** START OF PROVIDED DATA **

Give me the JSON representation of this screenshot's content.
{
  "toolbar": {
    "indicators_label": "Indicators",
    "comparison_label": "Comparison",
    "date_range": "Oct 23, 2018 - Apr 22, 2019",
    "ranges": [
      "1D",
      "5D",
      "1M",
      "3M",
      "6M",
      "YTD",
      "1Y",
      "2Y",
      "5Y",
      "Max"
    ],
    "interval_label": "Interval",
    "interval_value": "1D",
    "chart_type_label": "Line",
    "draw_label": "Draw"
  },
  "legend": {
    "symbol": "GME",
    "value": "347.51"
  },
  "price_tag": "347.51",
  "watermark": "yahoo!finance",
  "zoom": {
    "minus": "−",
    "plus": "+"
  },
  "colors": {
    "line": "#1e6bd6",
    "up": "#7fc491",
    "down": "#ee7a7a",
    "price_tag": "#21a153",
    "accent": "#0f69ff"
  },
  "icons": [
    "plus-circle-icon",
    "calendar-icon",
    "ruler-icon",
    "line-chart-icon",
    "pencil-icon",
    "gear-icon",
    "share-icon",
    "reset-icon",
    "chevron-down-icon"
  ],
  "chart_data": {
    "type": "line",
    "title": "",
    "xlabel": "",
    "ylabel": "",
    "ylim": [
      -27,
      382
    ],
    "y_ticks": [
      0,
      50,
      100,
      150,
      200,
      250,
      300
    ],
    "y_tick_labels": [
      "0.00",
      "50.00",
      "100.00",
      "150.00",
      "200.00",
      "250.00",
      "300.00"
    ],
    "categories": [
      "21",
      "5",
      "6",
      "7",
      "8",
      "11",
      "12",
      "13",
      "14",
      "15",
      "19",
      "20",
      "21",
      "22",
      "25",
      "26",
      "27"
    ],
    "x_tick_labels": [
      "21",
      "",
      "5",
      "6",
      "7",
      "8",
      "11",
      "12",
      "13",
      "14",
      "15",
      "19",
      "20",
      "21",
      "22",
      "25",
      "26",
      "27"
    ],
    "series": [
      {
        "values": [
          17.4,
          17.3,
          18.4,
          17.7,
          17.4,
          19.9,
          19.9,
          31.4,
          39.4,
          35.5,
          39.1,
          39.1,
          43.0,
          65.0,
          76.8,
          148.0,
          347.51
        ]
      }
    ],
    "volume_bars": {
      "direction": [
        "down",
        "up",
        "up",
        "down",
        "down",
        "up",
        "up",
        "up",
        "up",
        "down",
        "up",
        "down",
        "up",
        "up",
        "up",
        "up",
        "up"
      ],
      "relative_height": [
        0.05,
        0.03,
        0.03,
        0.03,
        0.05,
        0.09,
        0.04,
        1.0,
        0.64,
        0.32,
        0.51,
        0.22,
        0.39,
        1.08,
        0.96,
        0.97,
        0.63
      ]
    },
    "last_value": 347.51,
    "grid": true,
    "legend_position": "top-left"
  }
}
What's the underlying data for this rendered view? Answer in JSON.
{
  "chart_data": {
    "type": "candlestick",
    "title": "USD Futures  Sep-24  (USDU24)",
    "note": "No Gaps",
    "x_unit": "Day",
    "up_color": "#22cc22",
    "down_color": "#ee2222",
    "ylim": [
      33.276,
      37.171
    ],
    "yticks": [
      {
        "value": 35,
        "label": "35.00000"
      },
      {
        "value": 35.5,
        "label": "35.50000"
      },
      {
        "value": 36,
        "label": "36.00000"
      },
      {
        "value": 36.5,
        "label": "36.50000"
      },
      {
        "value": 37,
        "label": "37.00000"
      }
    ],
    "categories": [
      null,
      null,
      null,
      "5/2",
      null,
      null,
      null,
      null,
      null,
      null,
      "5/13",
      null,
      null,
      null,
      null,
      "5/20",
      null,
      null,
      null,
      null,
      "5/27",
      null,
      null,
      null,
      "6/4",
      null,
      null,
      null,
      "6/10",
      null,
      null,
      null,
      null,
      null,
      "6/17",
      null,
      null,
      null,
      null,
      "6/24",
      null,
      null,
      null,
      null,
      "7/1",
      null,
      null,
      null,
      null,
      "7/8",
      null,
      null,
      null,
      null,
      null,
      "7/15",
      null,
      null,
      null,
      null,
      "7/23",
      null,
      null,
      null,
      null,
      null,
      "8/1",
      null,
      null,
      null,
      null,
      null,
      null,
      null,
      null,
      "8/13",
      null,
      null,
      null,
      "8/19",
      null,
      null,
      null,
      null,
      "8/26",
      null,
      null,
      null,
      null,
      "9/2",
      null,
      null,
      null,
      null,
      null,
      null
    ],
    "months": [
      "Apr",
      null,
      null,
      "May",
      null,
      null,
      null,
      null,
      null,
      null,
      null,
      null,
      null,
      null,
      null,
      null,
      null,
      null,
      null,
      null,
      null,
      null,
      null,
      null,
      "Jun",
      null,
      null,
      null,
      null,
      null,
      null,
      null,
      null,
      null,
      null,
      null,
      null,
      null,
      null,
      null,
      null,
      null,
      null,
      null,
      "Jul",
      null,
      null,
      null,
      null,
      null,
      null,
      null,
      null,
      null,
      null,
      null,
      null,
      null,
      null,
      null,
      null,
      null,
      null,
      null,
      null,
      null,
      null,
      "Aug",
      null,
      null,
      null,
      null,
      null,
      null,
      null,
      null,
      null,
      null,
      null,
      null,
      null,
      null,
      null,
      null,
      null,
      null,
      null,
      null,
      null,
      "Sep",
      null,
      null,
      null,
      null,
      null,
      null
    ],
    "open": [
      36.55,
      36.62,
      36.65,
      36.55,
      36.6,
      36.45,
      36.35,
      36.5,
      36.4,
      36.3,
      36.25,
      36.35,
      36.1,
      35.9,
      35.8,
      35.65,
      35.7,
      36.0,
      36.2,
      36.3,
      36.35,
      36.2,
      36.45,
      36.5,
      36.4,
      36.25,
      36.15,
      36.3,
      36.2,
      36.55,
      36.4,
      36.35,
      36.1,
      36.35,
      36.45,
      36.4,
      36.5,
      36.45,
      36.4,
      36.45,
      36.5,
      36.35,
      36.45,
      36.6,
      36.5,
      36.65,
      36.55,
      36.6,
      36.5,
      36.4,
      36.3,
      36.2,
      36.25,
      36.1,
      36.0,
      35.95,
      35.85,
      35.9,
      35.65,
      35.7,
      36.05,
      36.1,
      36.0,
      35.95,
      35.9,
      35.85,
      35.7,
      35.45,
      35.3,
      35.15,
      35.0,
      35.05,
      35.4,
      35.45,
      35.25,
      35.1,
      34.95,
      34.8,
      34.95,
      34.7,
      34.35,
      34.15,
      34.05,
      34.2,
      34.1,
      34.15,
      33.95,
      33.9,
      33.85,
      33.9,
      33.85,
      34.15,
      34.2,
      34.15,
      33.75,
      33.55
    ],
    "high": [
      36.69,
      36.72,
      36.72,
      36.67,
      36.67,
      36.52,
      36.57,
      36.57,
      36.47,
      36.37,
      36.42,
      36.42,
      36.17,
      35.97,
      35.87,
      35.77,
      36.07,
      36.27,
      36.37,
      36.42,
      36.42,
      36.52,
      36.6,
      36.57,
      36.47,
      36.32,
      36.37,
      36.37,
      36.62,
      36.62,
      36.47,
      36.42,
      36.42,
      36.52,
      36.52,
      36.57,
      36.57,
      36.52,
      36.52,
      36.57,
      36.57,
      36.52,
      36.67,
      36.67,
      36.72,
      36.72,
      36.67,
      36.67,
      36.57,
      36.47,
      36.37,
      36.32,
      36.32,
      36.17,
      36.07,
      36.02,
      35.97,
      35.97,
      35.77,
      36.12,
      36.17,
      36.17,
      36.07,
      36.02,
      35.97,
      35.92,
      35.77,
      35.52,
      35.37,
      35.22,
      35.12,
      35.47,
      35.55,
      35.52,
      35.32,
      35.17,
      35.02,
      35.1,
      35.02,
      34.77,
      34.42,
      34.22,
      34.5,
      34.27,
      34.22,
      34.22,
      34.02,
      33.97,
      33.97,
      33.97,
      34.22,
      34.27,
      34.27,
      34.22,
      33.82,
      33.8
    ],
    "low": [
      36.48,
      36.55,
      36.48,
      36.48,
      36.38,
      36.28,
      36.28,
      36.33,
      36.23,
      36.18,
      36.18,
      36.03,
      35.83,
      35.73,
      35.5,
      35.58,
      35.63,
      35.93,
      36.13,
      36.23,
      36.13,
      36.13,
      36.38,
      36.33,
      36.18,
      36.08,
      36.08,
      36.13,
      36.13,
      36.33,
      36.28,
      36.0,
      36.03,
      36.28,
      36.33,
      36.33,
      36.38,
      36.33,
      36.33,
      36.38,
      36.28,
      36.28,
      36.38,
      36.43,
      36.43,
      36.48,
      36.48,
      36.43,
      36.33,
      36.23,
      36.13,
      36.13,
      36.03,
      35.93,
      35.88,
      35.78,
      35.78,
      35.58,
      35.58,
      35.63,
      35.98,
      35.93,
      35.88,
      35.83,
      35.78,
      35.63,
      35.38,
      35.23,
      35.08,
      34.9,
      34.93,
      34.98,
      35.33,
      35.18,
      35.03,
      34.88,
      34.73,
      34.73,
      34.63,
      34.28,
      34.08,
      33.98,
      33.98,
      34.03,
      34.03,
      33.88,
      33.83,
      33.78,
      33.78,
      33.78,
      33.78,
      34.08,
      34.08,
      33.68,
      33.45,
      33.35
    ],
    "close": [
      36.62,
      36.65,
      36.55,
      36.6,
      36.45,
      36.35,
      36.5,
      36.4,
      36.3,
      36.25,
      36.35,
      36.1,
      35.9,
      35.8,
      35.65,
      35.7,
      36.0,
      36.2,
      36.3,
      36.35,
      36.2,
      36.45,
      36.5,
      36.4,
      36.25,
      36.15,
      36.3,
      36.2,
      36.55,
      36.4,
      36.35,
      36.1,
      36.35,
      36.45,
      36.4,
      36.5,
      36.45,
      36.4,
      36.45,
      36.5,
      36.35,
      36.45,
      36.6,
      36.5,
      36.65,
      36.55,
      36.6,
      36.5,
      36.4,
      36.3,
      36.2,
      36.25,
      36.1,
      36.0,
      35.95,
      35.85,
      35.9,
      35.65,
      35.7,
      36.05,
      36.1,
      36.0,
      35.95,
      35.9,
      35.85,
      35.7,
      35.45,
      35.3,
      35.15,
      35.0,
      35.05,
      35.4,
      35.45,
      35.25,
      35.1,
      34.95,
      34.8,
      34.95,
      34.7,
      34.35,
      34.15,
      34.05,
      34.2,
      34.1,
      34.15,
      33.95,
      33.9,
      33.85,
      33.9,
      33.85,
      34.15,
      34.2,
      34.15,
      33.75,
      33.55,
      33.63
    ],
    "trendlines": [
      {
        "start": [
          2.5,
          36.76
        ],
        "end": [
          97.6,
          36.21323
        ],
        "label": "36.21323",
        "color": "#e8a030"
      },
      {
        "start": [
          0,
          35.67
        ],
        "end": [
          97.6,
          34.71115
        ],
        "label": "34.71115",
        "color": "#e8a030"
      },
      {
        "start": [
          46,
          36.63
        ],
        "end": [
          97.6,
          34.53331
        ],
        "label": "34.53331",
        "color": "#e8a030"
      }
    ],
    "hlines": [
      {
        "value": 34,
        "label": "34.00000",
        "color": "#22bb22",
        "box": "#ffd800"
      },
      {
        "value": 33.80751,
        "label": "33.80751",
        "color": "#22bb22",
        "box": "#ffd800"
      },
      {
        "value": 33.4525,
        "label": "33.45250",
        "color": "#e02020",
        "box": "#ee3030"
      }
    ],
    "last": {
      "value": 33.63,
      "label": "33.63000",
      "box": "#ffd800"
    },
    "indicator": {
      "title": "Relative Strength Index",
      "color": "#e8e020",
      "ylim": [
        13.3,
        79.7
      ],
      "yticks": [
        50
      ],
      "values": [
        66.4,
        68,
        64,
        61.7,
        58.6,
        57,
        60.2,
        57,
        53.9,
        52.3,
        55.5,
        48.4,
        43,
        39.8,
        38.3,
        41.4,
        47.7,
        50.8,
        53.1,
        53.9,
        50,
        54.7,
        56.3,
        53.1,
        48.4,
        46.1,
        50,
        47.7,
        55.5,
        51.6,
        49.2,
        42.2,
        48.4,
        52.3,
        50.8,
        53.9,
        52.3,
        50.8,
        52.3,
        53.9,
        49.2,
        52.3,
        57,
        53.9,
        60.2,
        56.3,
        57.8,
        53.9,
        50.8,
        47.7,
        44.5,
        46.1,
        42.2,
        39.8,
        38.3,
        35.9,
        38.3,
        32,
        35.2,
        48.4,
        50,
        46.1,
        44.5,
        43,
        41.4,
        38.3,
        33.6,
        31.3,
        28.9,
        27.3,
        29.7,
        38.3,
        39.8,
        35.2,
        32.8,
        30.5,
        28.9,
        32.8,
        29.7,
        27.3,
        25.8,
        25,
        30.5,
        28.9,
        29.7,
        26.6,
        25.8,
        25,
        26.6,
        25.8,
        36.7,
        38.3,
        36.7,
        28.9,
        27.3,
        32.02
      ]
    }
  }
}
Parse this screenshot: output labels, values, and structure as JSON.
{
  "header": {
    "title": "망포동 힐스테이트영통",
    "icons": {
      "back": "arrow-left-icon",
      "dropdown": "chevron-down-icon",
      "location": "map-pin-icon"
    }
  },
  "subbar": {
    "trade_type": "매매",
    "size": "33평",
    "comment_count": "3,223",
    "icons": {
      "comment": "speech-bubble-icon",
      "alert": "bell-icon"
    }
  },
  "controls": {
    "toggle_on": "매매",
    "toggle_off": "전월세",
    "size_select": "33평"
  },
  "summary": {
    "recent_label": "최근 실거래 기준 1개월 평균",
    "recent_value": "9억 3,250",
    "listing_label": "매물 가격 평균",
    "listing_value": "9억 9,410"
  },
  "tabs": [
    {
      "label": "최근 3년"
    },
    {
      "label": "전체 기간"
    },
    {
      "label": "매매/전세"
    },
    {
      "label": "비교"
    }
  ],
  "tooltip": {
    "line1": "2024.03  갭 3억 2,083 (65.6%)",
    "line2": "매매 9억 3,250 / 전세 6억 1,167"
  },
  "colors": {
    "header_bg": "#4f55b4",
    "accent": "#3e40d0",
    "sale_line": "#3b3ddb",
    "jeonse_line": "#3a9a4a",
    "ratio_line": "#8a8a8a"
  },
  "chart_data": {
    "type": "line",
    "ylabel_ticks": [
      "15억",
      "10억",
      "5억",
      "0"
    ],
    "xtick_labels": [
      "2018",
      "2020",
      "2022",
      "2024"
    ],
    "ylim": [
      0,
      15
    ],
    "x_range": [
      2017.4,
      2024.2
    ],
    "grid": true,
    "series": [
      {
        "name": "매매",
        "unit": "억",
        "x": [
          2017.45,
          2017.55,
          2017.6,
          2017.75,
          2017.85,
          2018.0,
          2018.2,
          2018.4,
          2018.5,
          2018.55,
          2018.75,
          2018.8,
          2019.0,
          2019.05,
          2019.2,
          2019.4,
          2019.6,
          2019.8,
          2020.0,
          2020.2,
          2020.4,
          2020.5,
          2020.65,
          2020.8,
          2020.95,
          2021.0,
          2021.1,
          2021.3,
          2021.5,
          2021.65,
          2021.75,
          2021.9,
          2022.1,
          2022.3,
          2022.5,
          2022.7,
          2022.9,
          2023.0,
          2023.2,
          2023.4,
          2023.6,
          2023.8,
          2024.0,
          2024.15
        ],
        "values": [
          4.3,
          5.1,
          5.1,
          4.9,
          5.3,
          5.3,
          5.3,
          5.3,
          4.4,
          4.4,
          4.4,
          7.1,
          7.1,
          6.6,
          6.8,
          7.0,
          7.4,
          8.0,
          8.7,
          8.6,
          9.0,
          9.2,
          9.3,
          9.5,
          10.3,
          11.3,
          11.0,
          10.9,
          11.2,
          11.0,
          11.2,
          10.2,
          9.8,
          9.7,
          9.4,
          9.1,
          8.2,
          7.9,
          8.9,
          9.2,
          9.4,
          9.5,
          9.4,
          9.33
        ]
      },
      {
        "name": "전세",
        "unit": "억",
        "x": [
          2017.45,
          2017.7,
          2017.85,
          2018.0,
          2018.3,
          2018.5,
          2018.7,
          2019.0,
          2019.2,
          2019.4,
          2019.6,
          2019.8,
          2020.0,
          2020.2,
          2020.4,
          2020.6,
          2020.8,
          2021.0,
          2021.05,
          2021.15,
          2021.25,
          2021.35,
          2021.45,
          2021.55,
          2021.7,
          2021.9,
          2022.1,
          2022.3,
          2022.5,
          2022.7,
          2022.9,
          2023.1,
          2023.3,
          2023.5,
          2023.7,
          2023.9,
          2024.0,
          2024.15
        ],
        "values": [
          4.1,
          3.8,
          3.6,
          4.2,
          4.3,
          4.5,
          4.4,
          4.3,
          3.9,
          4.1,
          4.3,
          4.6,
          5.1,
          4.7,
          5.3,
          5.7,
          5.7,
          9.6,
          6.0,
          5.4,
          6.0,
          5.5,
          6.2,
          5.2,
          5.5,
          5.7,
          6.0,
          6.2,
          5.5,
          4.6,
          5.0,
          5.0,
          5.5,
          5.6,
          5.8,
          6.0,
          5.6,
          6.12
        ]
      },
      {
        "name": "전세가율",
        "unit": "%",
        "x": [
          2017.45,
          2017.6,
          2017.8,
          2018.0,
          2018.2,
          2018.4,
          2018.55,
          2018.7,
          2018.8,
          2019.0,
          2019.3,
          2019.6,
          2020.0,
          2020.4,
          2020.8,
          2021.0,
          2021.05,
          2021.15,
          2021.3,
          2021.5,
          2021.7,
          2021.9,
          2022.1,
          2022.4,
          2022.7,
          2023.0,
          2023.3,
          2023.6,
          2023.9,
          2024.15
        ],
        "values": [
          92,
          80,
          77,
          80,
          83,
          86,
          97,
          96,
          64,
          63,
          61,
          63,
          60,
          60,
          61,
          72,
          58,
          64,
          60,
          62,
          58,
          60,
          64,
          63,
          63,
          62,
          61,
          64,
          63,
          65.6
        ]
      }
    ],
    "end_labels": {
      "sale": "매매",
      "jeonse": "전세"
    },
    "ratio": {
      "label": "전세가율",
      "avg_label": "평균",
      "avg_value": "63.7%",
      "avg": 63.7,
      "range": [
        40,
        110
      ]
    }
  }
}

** END OF PROVIDED DATA **

--- WHAT THE TASK ASKS ---
Using the records above, pull out each line where the word "screenshot" occurs.

--- WRITTEN SOLUTION ---
Give me the JSON representation of this screenshot's content.
Parse this screenshot: output labels, values, and structure as JSON.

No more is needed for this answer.